Addressing between addressable elements/components may be packet-based, message-switched (e.g., a store-and-forward network without packets), circuit-switched (e.g., using matrix switches to establish a direct communications channel/circuit between communicating elements/components), direct (i.e., end-to-end communications without switching), or a combination thereof. In comparison, to message-switched, circuit-switched, and direct addressing, a packet-based conveys a destination address in a packet header and a data payload in a packet body via the data line(s).
As an example of an architecture using more than one bus type and more than one protocol, inter-cluster communications may be packet-based via serial busses, whereas intra-cluster communications may be message-switched or circuit-switched using parallel busses between the intra-cluster router (L4) 160, the processing elements 170a to 170h within the cluster, and other intra-cluster components (e.g., cluster memory 162). In addition, within a cluster, processing elements 170a to 170h may be interconnected to shared resources within the cluster (e.g., cluster memory 162) via a shared bus or multiple processing-element-specific and/or shared-resource-specific busses using direct addressing (not illustrated).
The source of a packet is not limited only to a processor core 290 manipulating the operand registers 284 associated with another processor core 290, but may be any operational element, such as a memory controller 114, a data feeder 164 (discussed further below), an external host processor connected to the chip 100, a field programmable gate array, or any other element communicably connected to a processor chip 100 that is able to communicate in the packet format.
A data feeder 164 may execute programmed instructions which control where and when data is pushed to the individual processing elements 170. The data feeder 164 may also be used to push executable instructions to the program memory 274 of a processing element 170 for execution by that processing element's instruction pipeline.

* **Stored data**
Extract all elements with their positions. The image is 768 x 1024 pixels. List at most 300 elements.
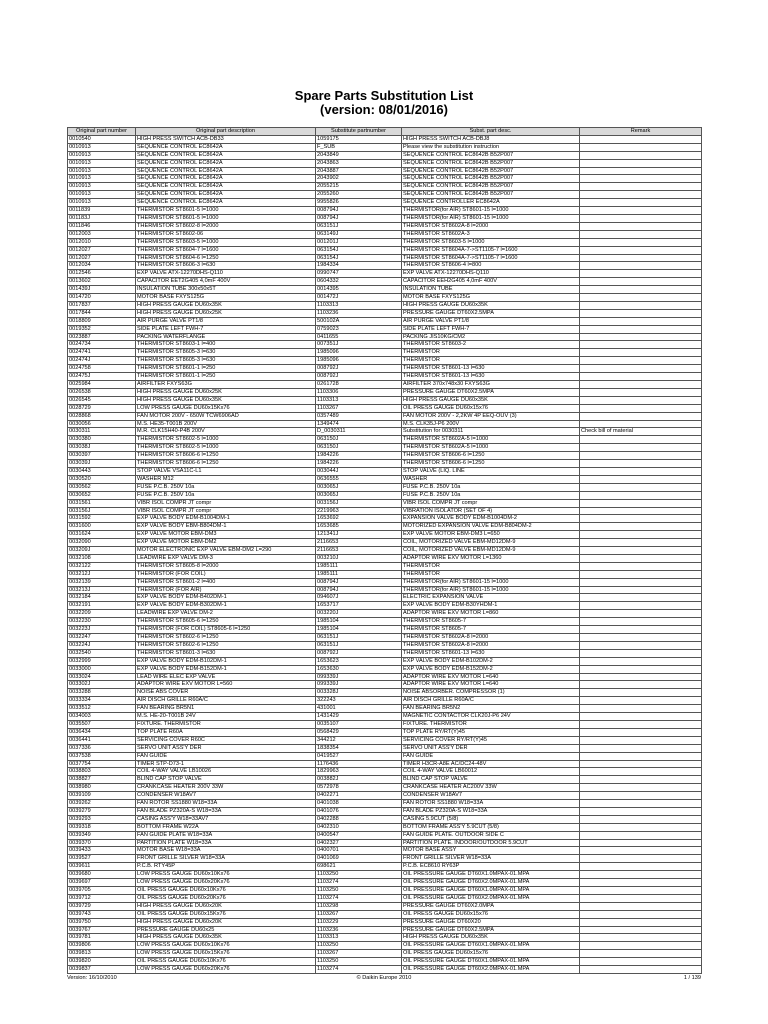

* **What you will do**
• 1. According to the chip-addressing passage, where does a packet-based approach carry the destination address?
• 2. State whether each statement agrees with the chip-addressing passage, and quote the words of the passage that decide it.
(a) Inter-cluster communications may be packet-based via serial busses.
(b) Only a processor core can be the source of a packet.
(c) A data feeder can push executable instructions to the program memory of a processing element.
• 3. Extend the chip-addressing passage, starting after its final sentence.

* **Answers given**
• 1. In a packet header.

• 2.
(a) Yes: "inter-cluster communications may be packet-based via serial busses"
(b) No: "The source of a packet is not limited only to a processor core 290"
(c) Yes: "push executable instructions to the program memory 274 of a processing element 170"

• 3.
In addition to any operational element being able to write directly to an operand register 284 of a processing element 170, each operational element may also read directly from an operand register 284 of a processing element 170, such as by sending a read transaction packet indicating the global address of the target register to be read, and the global address of the destination address to which the reply including the target register's contents is to be copied.
A data transaction interface 272 associated with each processing element may execute such read, write, and reply operations without necessitating action by the processor core 290 associated with an accessed register. Thus, if the destination address for a read transaction is an operand register 284 of the processing element 170 initiating the transaction, the reply may be placed in the destination register without further action by the processor core 290 initiating the read request. Three-way read transactions may also be undertaken, with a first processing element 170x initiating a read transaction of a register located in a second processing element 170y, with the destination address for the reply being a register located in a third processing element 170z.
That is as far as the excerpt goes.